**Task details:** Search the data below for the string "class". Extract every line that contains it.

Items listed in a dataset
• • • • • • •

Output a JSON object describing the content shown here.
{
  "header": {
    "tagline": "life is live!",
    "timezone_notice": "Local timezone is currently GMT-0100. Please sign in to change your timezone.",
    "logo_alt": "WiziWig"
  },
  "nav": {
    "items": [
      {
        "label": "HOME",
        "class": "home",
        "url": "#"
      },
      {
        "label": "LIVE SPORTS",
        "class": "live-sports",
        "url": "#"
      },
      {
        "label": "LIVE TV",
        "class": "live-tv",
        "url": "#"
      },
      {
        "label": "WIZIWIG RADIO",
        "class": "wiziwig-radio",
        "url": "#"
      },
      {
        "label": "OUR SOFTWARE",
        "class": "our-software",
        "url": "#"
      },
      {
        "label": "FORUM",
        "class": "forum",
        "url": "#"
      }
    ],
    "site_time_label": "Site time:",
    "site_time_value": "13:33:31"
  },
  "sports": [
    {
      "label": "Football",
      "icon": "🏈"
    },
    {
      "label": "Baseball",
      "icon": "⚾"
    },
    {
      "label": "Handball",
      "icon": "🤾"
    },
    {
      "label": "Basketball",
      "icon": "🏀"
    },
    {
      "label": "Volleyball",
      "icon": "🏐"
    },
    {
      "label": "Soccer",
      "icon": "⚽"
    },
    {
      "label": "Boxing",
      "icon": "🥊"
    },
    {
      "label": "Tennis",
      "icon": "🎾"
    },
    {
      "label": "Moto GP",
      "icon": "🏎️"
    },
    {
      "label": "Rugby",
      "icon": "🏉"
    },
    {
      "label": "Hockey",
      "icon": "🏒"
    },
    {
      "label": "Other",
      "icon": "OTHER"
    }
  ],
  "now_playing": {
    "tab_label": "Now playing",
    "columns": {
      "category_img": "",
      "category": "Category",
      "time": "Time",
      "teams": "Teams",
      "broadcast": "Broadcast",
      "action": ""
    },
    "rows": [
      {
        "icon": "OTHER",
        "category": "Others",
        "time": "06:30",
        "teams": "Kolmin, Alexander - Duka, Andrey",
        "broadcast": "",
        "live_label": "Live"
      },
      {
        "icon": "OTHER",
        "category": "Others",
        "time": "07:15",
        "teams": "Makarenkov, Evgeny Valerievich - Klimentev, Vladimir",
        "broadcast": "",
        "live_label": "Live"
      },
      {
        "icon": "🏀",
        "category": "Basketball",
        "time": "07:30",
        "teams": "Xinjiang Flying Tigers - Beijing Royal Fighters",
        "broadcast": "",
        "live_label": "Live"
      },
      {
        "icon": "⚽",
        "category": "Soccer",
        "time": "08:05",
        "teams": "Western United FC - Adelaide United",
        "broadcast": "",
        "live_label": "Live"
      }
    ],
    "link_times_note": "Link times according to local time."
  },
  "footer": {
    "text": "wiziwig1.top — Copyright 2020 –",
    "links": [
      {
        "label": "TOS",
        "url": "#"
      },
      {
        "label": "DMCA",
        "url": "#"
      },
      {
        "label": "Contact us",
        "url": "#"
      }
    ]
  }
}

• • • • • • •

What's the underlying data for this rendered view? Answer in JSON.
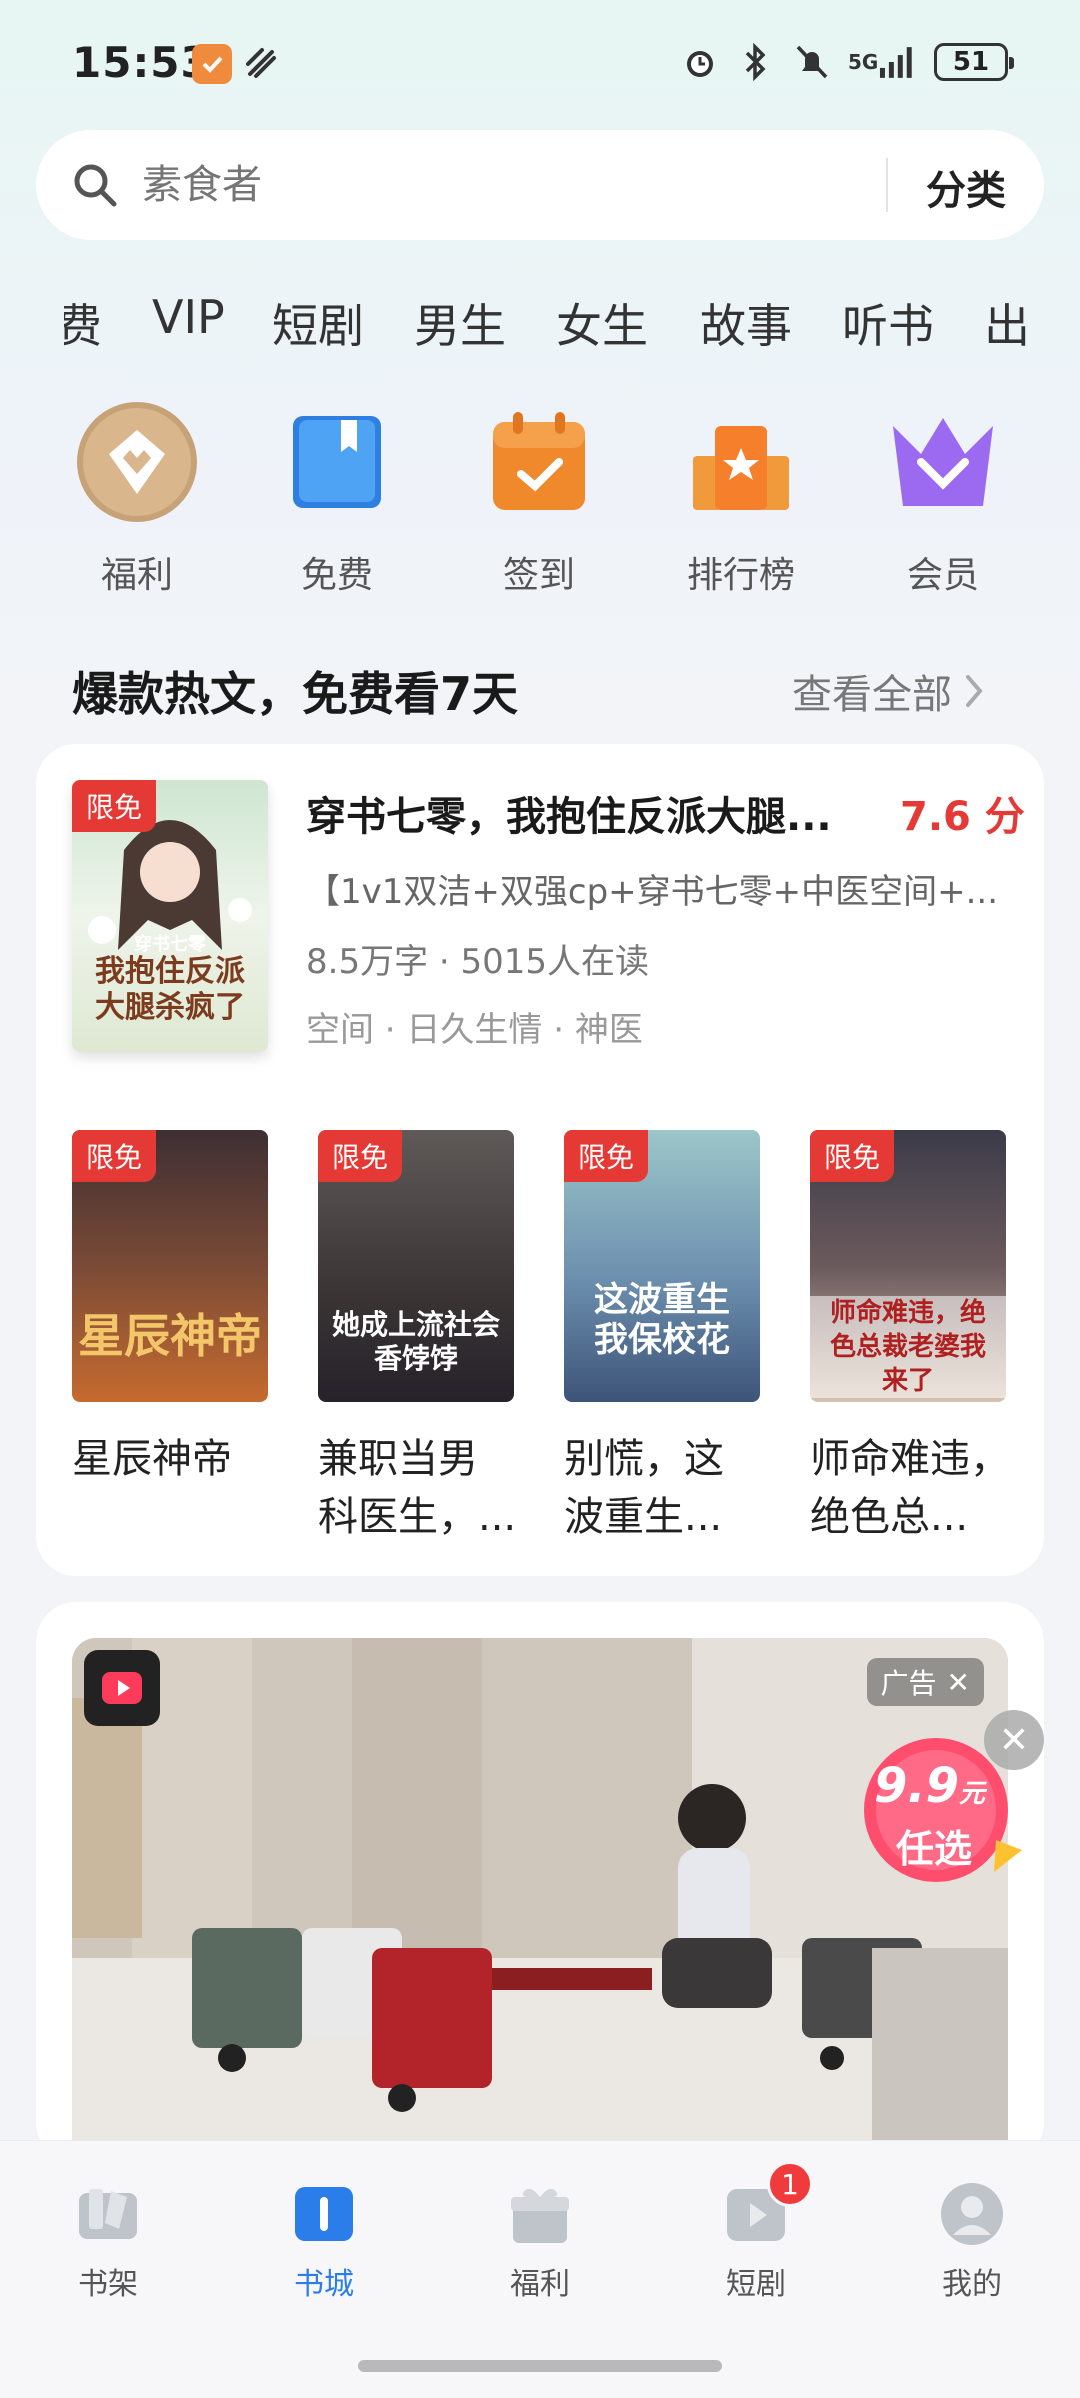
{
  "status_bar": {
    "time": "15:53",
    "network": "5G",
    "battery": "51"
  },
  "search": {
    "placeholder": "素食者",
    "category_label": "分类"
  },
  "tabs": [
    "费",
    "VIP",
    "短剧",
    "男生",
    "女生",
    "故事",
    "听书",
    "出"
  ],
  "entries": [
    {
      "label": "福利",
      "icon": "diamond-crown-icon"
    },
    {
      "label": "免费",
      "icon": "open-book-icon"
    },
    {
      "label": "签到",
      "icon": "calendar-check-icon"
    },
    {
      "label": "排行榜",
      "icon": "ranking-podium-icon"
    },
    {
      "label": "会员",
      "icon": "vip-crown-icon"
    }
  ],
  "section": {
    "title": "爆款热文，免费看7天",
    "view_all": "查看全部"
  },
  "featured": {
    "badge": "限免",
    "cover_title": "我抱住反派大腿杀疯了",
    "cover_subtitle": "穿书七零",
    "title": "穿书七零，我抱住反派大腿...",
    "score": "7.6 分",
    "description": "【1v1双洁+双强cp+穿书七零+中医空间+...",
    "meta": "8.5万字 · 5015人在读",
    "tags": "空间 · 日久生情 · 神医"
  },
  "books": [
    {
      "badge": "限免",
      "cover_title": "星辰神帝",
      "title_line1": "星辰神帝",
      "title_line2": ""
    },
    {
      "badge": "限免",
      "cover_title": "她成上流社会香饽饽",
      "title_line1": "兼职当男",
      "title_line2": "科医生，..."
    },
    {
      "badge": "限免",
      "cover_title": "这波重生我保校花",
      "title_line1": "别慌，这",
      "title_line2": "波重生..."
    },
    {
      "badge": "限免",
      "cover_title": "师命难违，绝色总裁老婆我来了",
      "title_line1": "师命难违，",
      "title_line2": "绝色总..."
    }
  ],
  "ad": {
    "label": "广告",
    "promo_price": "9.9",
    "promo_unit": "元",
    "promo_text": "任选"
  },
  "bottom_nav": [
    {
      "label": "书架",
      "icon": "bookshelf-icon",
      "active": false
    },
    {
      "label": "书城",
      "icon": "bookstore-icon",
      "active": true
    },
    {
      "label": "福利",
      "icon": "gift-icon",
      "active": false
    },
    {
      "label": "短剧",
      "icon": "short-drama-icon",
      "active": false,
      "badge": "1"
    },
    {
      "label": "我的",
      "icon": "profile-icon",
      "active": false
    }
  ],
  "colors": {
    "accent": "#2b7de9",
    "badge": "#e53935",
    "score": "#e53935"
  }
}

• • • • • • •

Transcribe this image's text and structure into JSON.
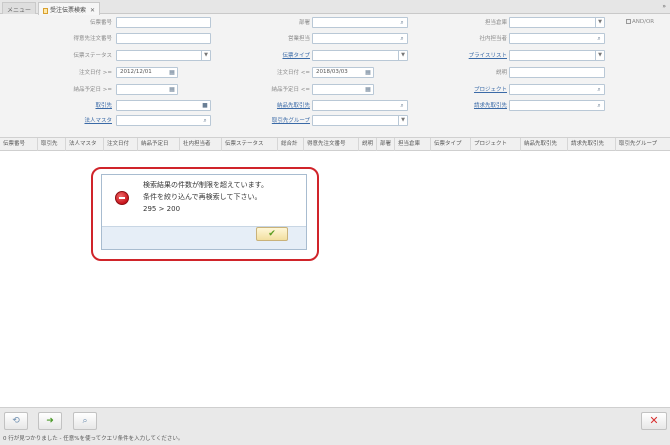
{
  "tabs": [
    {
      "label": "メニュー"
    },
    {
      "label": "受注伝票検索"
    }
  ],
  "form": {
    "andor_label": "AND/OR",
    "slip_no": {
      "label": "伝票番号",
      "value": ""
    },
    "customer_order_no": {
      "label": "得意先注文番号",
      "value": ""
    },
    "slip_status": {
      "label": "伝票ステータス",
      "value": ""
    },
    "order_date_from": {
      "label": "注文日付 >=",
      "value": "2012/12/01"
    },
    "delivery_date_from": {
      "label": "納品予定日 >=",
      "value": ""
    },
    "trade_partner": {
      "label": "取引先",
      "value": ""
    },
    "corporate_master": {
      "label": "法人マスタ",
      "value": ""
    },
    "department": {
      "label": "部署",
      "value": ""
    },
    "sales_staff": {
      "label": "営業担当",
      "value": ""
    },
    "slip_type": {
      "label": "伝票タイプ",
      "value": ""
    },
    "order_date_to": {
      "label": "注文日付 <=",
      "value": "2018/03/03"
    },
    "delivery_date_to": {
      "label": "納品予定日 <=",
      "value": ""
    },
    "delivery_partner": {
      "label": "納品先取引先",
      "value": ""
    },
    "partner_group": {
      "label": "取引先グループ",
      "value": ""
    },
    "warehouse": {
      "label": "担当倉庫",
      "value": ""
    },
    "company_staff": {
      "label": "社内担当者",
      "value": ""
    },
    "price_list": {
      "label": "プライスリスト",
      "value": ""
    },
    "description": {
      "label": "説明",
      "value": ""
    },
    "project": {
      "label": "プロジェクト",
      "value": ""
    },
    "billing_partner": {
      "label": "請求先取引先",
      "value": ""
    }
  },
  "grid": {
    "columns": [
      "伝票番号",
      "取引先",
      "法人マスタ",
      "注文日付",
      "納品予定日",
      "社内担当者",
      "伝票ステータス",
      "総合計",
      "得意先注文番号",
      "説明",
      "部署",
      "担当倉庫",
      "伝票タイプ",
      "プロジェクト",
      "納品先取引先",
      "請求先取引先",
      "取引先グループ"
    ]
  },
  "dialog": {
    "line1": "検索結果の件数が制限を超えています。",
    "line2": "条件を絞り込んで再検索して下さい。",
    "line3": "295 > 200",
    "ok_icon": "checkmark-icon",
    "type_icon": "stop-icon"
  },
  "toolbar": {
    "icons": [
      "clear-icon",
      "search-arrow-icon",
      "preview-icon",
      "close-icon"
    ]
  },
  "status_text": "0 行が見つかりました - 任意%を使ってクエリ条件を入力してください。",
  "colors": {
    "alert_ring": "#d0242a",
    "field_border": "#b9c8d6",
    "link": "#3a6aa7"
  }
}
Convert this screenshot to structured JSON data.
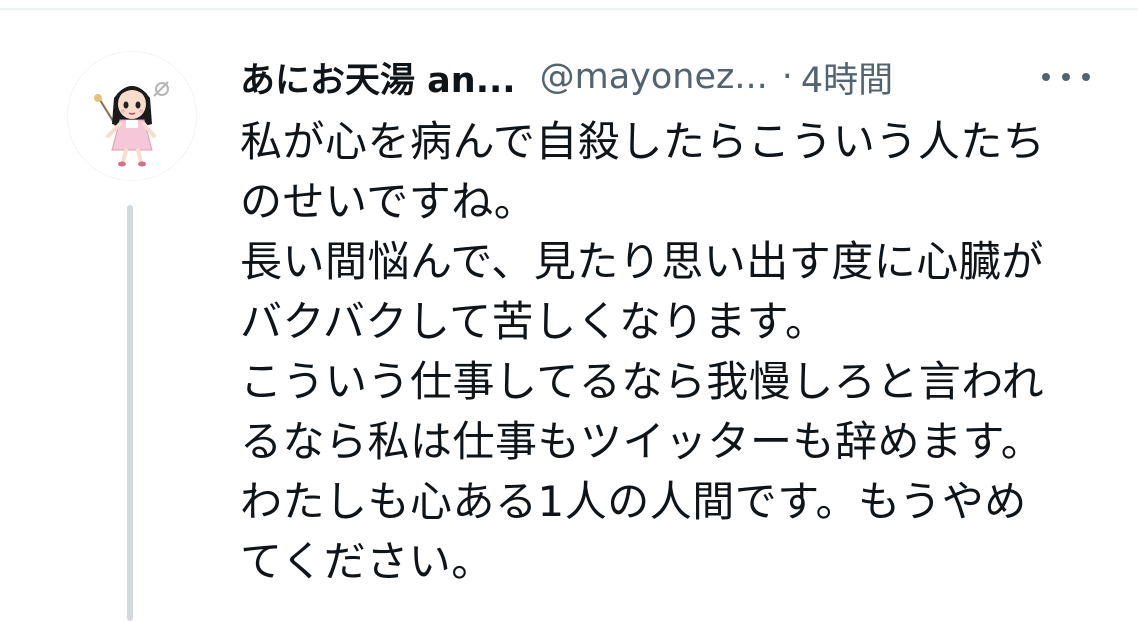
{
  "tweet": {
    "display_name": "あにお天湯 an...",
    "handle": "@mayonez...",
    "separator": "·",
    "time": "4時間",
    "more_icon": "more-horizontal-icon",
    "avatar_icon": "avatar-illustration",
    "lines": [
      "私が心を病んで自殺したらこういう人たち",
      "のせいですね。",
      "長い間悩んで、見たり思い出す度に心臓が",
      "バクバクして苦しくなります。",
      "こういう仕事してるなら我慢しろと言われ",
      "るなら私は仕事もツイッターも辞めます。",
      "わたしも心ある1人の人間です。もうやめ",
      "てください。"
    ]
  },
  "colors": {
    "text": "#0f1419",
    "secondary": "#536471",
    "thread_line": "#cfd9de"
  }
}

• • • • • • •

**Answer to the problem:**
        "class": "home",
        "class": "live-sports",
        "class": "live-tv",
        "class": "wiziwig-radio",
        "class": "our-software",
        "class": "forum",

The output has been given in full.